[Dataset records]
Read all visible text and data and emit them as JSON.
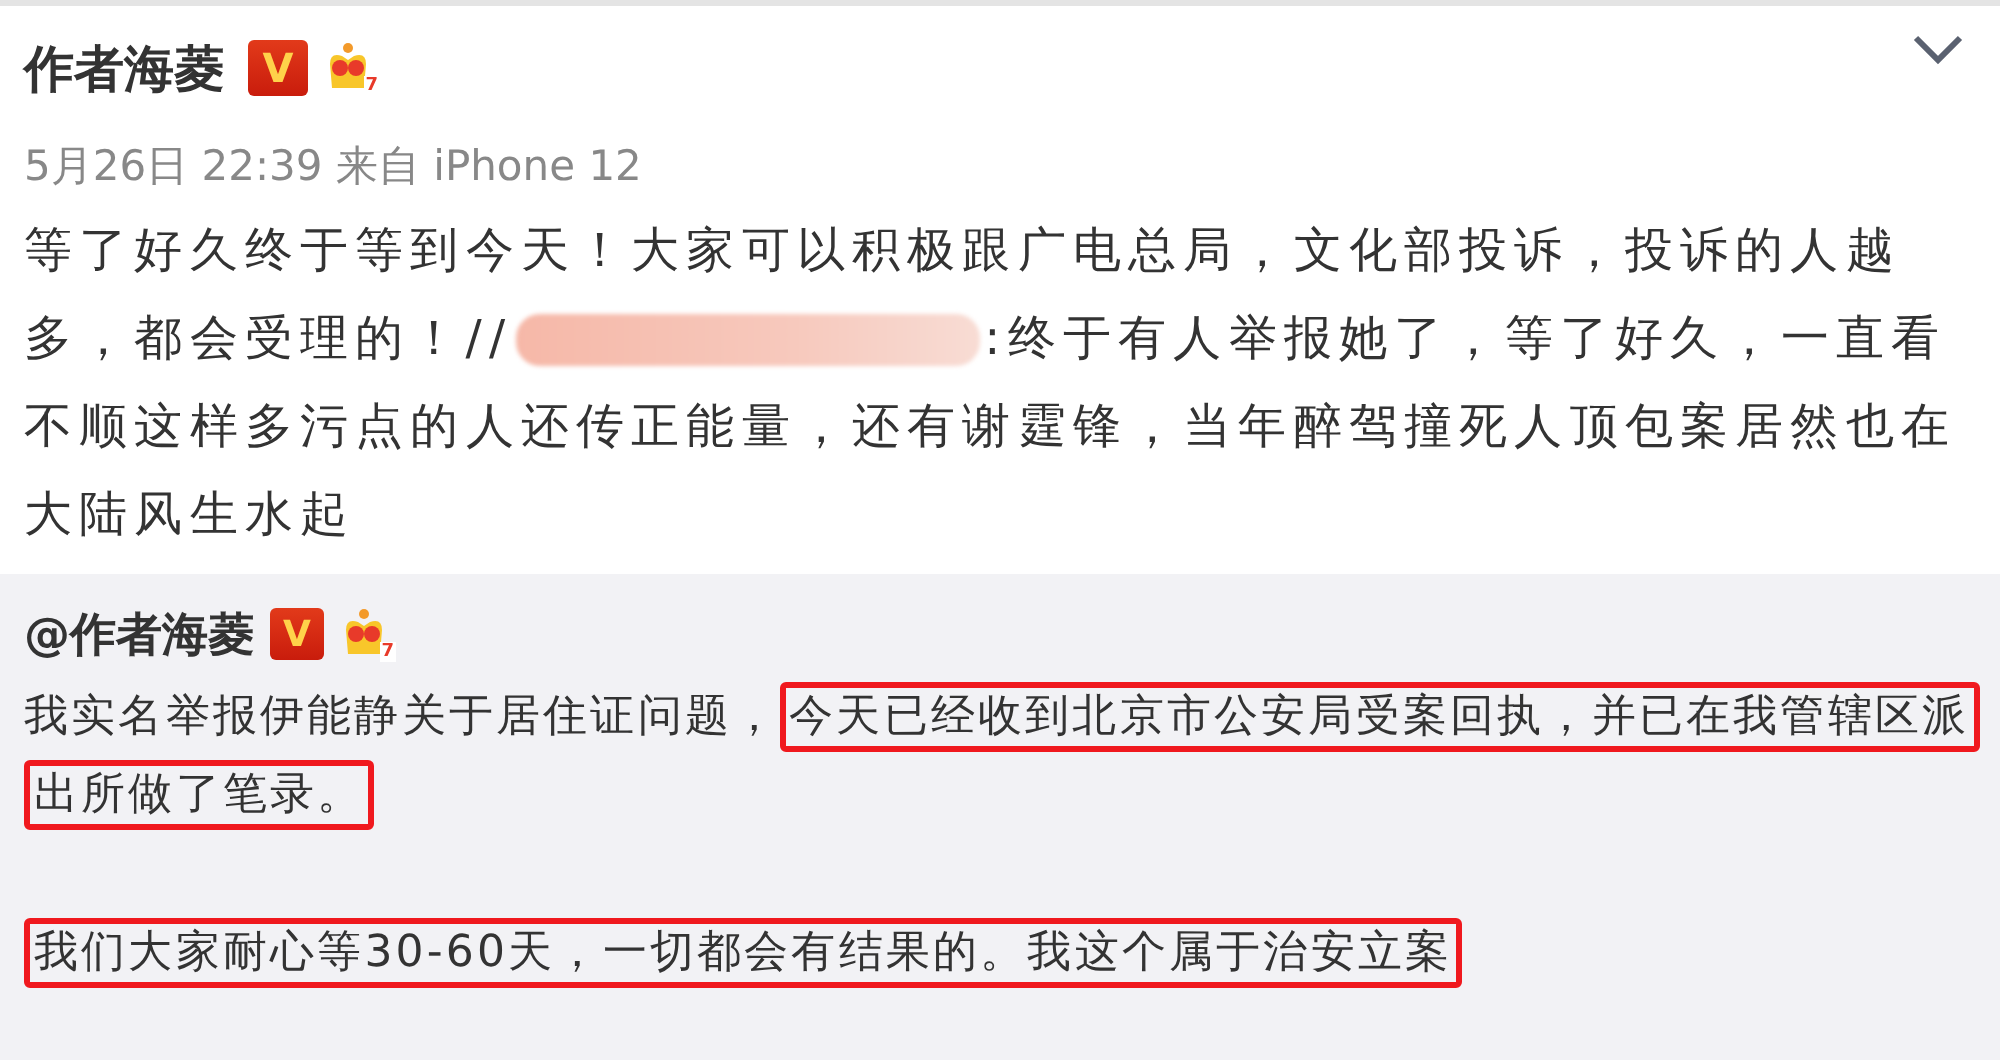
{
  "post": {
    "author": "作者海菱",
    "badge": "V",
    "vip_level": "7",
    "time": "5月26日 22:39 来自 iPhone 12",
    "text_before": "等了好久终于等到今天！大家可以积极跟广电总局，文化部投诉，投诉的人越多，都会受理的！//",
    "text_after": ":终于有人举报她了，等了好久，一直看不顺这样多污点的人还传正能量，还有谢霆锋，当年醉驾撞死人顶包案居然也在大陆风生水起"
  },
  "repost": {
    "author": "@作者海菱",
    "badge": "V",
    "vip_level": "7",
    "paragraphs": [
      {
        "segments": [
          {
            "text": "我实名举报伊能静关于居住证问题，",
            "highlighted": false
          },
          {
            "text": "今天已经收到北京市公安局受案回执，并已在我管辖区派出所做了笔录。",
            "highlighted": true
          }
        ]
      },
      {
        "segments": [
          {
            "text": "我们大家耐心等30-60天，一切都会有结果的。我这个属于治安立案",
            "highlighted": true
          }
        ]
      }
    ]
  }
}
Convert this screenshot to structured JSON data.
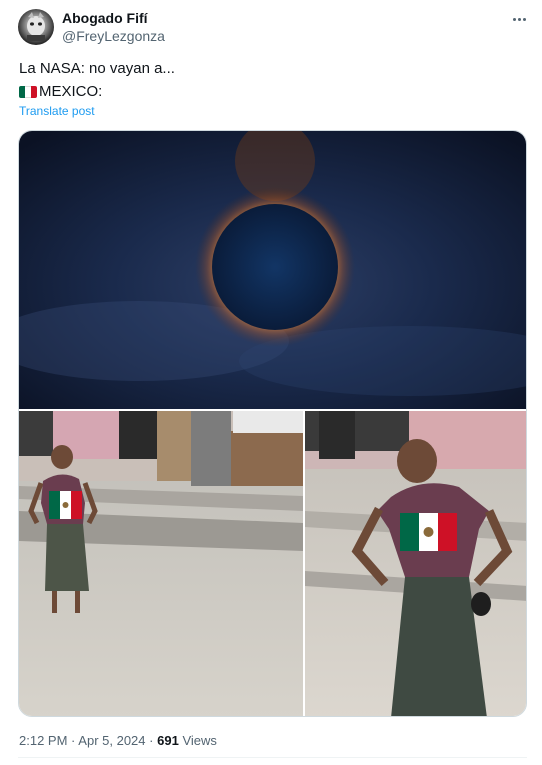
{
  "author": {
    "display_name": "Abogado Fifí",
    "handle": "@FreyLezgonza"
  },
  "post": {
    "line1": "La NASA: no vayan a...",
    "line2": "MEXICO:",
    "translate_label": "Translate post"
  },
  "flag_colors": {
    "green": "#006847",
    "white": "#ffffff",
    "red": "#ce1126"
  },
  "icons": {
    "more": "more-horizontal-icon",
    "flag": "mexico-flag-icon"
  },
  "footer": {
    "time": "2:12 PM",
    "separator": "·",
    "date": "Apr 5, 2024",
    "views_count": "691",
    "views_label": "Views"
  },
  "colors": {
    "link": "#1d9bf0",
    "secondary_text": "#536471",
    "primary_text": "#0f1419"
  }
}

- _Exercise_
Give back the entries verbatim. Do not include any picture.

- _Response to the exercise_
Read all visible text and data and emit them as JSON.
{
  "post": {
    "author": "作者海菱",
    "badge": "V",
    "vip_level": "7",
    "time": "5月26日 22:39 来自 iPhone 12",
    "text_before": "等了好久终于等到今天！大家可以积极跟广电总局，文化部投诉，投诉的人越多，都会受理的！//",
    "text_after": ":终于有人举报她了，等了好久，一直看不顺这样多污点的人还传正能量，还有谢霆锋，当年醉驾撞死人顶包案居然也在大陆风生水起"
  },
  "repost": {
    "author": "@作者海菱",
    "badge": "V",
    "vip_level": "7",
    "paragraphs": [
      {
        "segments": [
          {
            "text": "我实名举报伊能静关于居住证问题，",
            "highlighted": false
          },
          {
            "text": "今天已经收到北京市公安局受案回执，并已在我管辖区派出所做了笔录。",
            "highlighted": true
          }
        ]
      },
      {
        "segments": [
          {
            "text": "我们大家耐心等30-60天，一切都会有结果的。我这个属于治安立案",
            "highlighted": true
          }
        ]
      }
    ]
  }
}
Convert this screenshot to structured JSON data.
{
  "author": {
    "display_name": "Abogado Fifí",
    "handle": "@FreyLezgonza"
  },
  "post": {
    "line1": "La NASA: no vayan a...",
    "line2": "MEXICO:",
    "translate_label": "Translate post"
  },
  "flag_colors": {
    "green": "#006847",
    "white": "#ffffff",
    "red": "#ce1126"
  },
  "icons": {
    "more": "more-horizontal-icon",
    "flag": "mexico-flag-icon"
  },
  "footer": {
    "time": "2:12 PM",
    "separator": "·",
    "date": "Apr 5, 2024",
    "views_count": "691",
    "views_label": "Views"
  },
  "colors": {
    "link": "#1d9bf0",
    "secondary_text": "#536471",
    "primary_text": "#0f1419"
  }
}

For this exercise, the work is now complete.